• _Stated exercise_
Can you replace "Fig." with "Figure" in the items starting at the line that contains "- point: [1059, 608, 1072, 620]" and ending at the line that contains "- point: [826, 145, 838, 158]", and give only those lines back with nothing else changed?

** begin Excerpted data **

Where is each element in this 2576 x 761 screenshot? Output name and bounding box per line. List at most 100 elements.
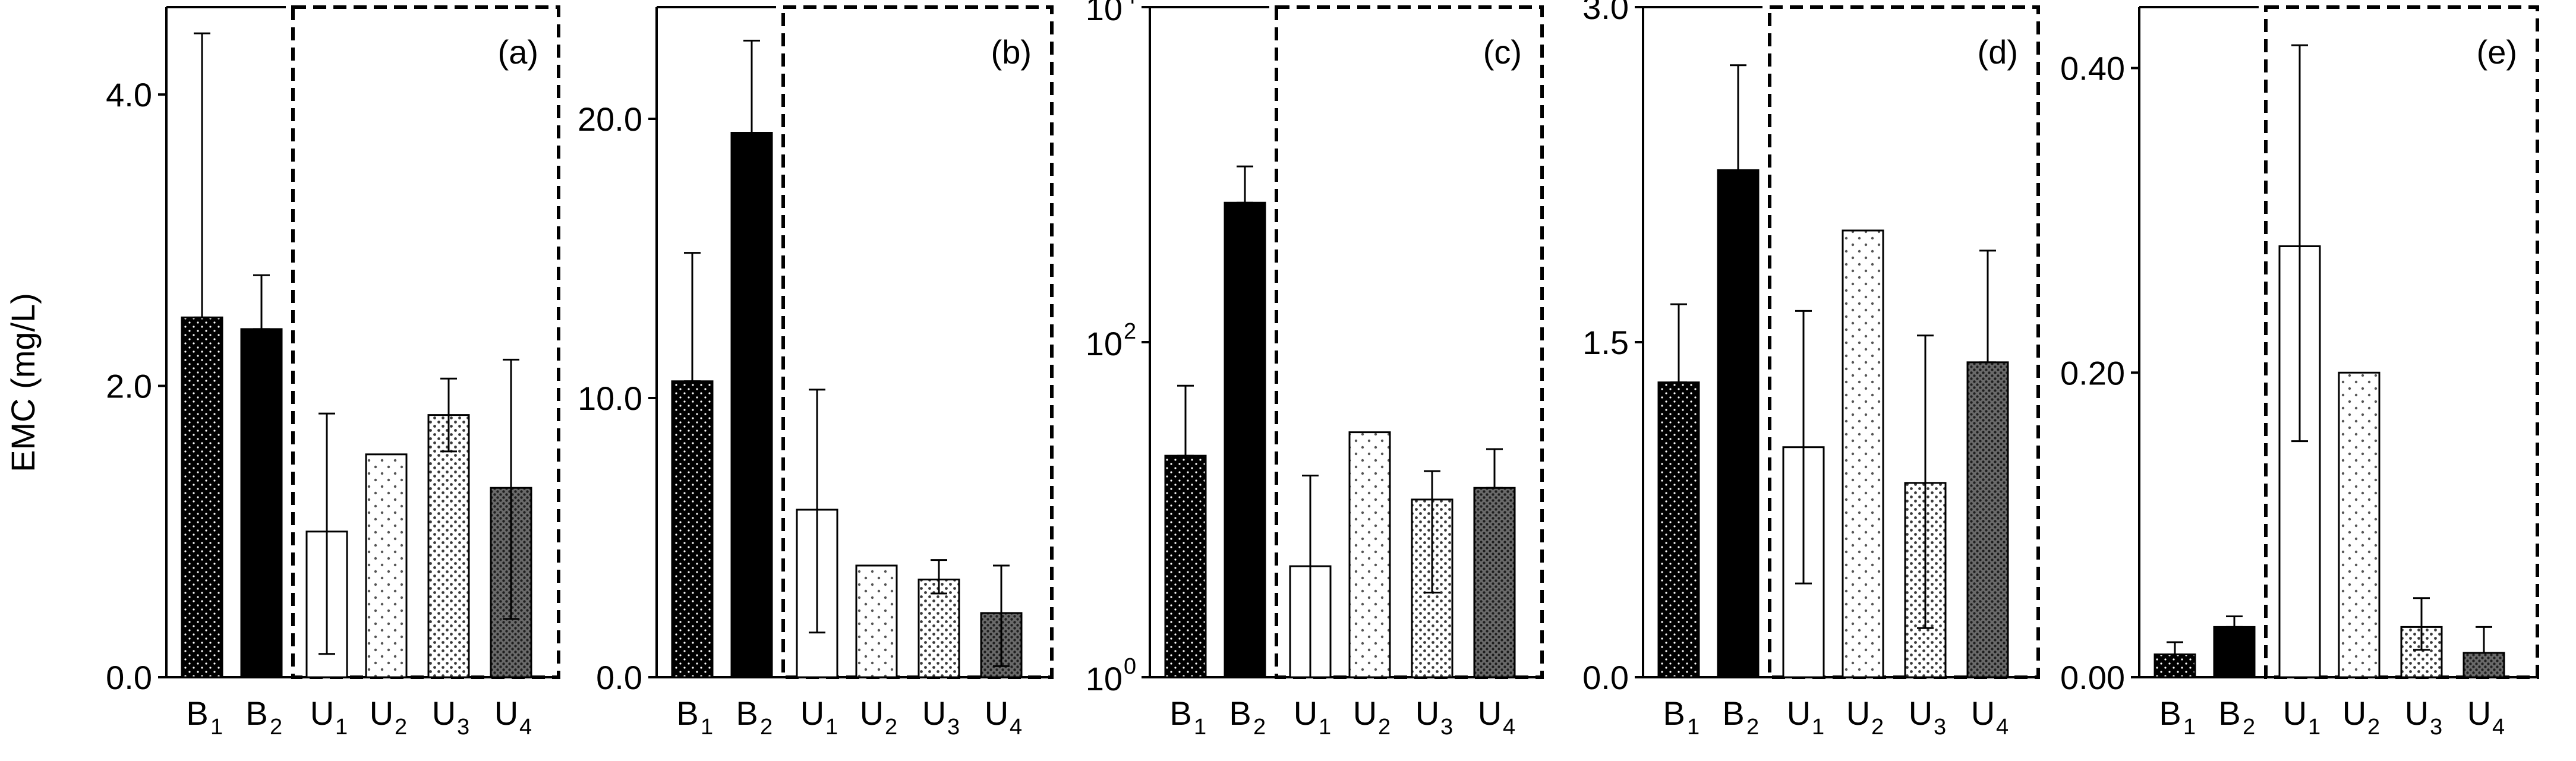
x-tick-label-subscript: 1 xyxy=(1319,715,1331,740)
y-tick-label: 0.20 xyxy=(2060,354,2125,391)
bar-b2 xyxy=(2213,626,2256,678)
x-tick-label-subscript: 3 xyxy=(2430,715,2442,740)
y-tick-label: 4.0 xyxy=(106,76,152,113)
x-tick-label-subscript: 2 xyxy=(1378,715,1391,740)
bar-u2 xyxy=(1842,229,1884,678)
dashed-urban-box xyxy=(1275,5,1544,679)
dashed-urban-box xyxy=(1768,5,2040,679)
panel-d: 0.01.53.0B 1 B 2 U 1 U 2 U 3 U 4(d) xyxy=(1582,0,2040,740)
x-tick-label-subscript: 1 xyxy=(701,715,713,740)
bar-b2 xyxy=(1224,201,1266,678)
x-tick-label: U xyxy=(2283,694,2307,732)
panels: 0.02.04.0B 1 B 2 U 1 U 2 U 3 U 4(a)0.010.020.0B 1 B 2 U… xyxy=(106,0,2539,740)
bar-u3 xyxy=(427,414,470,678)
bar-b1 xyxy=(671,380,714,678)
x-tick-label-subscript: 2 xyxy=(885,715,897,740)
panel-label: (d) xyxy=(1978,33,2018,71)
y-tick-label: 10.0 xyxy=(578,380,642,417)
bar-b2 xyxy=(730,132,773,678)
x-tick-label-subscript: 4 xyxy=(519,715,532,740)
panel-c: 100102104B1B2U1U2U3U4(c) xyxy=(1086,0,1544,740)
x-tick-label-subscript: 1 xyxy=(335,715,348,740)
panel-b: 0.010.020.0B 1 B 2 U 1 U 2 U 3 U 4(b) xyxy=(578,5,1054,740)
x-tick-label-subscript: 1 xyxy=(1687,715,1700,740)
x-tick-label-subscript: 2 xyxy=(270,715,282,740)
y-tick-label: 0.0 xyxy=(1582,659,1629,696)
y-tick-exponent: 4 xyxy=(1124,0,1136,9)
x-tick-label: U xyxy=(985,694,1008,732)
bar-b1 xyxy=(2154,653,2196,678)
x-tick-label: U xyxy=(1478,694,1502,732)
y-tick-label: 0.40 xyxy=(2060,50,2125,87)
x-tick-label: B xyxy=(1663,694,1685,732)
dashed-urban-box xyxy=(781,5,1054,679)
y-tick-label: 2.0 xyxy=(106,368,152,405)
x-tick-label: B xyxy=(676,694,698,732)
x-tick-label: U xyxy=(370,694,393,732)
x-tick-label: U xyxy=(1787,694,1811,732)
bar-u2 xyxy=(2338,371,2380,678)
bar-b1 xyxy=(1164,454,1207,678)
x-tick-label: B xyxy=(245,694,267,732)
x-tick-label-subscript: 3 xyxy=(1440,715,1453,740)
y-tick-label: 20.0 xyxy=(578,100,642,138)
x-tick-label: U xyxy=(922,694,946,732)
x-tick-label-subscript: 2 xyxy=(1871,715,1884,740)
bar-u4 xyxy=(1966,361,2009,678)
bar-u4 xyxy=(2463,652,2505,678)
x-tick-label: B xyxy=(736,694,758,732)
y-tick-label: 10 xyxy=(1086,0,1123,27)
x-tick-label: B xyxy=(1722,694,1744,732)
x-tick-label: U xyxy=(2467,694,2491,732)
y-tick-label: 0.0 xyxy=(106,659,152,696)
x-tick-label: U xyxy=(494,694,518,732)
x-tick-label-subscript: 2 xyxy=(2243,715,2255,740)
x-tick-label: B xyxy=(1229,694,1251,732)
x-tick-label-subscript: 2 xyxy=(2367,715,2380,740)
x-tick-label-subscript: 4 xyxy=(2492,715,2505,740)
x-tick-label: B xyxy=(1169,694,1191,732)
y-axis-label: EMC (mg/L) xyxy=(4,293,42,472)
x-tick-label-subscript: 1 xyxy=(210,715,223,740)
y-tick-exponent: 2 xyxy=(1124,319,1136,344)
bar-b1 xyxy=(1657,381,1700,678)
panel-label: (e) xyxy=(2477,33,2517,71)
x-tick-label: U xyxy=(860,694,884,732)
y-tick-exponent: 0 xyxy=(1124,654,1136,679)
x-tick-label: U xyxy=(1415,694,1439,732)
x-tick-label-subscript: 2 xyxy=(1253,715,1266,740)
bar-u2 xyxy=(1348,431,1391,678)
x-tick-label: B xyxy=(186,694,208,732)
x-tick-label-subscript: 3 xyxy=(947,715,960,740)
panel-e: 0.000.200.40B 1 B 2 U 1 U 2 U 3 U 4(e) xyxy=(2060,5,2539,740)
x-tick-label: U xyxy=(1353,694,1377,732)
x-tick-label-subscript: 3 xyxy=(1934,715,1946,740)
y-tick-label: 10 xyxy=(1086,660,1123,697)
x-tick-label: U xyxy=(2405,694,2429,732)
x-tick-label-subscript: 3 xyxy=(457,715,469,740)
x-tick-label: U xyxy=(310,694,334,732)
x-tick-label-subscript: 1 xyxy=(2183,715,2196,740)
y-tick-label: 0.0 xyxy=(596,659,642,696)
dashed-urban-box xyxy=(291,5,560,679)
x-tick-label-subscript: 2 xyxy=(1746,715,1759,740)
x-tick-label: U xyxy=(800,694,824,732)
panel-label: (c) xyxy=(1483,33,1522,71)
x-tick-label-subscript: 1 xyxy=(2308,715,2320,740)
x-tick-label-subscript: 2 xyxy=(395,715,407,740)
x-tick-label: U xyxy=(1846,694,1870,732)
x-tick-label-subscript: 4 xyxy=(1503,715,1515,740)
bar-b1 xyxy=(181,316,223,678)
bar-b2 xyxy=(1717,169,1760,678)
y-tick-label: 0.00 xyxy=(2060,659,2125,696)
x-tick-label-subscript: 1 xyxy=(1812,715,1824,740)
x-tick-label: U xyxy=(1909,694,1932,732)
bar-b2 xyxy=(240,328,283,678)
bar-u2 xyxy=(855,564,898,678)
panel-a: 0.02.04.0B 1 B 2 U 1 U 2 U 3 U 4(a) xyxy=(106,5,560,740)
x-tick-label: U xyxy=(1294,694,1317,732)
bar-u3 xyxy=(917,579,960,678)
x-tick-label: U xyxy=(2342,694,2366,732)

** end Excerpted data **
** begin Excerpted data **

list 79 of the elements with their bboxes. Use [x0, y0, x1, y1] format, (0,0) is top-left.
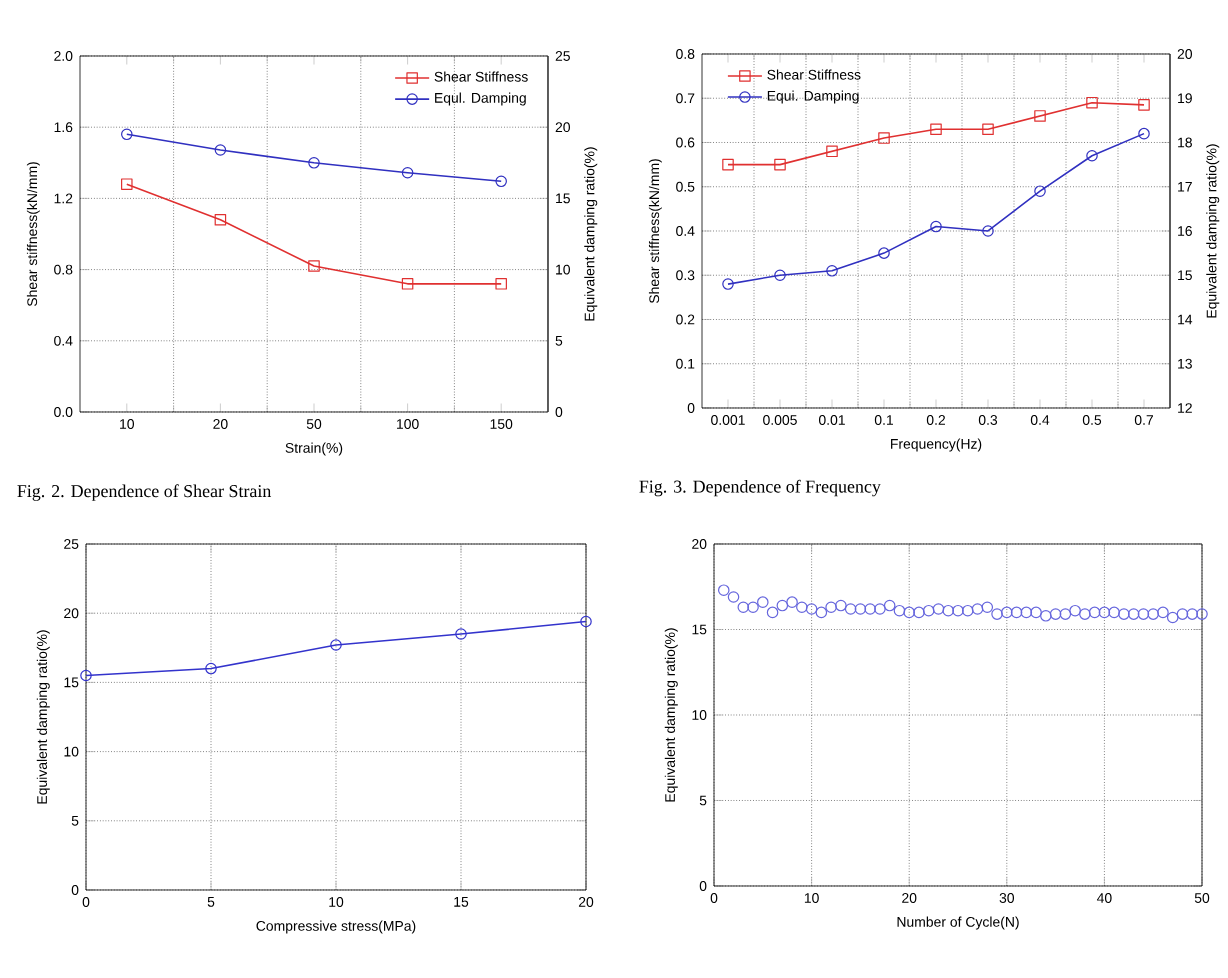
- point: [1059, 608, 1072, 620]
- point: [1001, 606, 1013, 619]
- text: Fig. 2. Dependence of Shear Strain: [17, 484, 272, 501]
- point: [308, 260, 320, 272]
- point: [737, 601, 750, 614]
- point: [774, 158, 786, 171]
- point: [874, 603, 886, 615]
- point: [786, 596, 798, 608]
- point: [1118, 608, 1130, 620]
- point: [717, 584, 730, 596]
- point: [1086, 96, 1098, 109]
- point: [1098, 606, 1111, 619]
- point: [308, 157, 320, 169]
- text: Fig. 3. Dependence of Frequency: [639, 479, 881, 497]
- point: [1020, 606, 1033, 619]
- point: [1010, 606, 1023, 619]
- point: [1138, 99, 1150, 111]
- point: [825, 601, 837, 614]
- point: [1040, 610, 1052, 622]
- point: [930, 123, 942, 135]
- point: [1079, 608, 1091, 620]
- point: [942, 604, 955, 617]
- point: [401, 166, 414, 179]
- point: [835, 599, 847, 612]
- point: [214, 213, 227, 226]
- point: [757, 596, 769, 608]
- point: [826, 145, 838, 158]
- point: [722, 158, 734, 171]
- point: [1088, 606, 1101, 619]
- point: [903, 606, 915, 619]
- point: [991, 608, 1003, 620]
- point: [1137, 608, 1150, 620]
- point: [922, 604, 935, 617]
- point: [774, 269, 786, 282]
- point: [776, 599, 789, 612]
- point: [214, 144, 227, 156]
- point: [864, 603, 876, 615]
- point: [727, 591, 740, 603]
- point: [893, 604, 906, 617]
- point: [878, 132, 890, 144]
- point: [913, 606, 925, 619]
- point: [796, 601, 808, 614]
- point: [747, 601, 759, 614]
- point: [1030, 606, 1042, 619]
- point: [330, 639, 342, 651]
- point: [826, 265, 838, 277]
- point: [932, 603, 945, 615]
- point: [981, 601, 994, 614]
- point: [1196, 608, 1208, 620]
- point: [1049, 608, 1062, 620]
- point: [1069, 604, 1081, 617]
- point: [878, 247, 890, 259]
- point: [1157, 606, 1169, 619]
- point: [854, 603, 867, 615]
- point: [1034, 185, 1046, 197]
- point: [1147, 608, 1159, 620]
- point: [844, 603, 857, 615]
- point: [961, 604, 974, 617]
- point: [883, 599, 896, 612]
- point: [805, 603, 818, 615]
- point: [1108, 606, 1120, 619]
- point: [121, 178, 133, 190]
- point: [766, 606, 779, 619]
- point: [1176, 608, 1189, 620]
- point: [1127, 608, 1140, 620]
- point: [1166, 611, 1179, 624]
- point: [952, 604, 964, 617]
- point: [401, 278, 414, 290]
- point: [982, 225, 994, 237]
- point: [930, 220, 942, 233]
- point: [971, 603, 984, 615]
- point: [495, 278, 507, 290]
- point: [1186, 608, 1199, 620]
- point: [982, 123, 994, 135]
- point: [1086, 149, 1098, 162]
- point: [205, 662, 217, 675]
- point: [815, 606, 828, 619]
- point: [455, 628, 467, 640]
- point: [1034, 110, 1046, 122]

** end Excerpted data **

• _Reply_
- point: [1059, 608, 1072, 620]
- point: [1001, 606, 1013, 619]
- text: Figure 2. Dependence of Shear Strain: [17, 484, 272, 501]
- point: [308, 260, 320, 272]
- point: [737, 601, 750, 614]
- point: [774, 158, 786, 171]
- point: [874, 603, 886, 615]
- point: [786, 596, 798, 608]
- point: [1118, 608, 1130, 620]
- point: [717, 584, 730, 596]
- point: [1086, 96, 1098, 109]
- point: [1098, 606, 1111, 619]
- point: [308, 157, 320, 169]
- text: Figure 3. Dependence of Frequency: [639, 479, 881, 497]
- point: [1020, 606, 1033, 619]
- point: [1010, 606, 1023, 619]
- point: [1138, 99, 1150, 111]
- point: [825, 601, 837, 614]
- point: [1040, 610, 1052, 622]
- point: [930, 123, 942, 135]
- point: [1079, 608, 1091, 620]
- point: [942, 604, 955, 617]
- point: [401, 166, 414, 179]
- point: [835, 599, 847, 612]
- point: [214, 213, 227, 226]
- point: [757, 596, 769, 608]
- point: [826, 145, 838, 158]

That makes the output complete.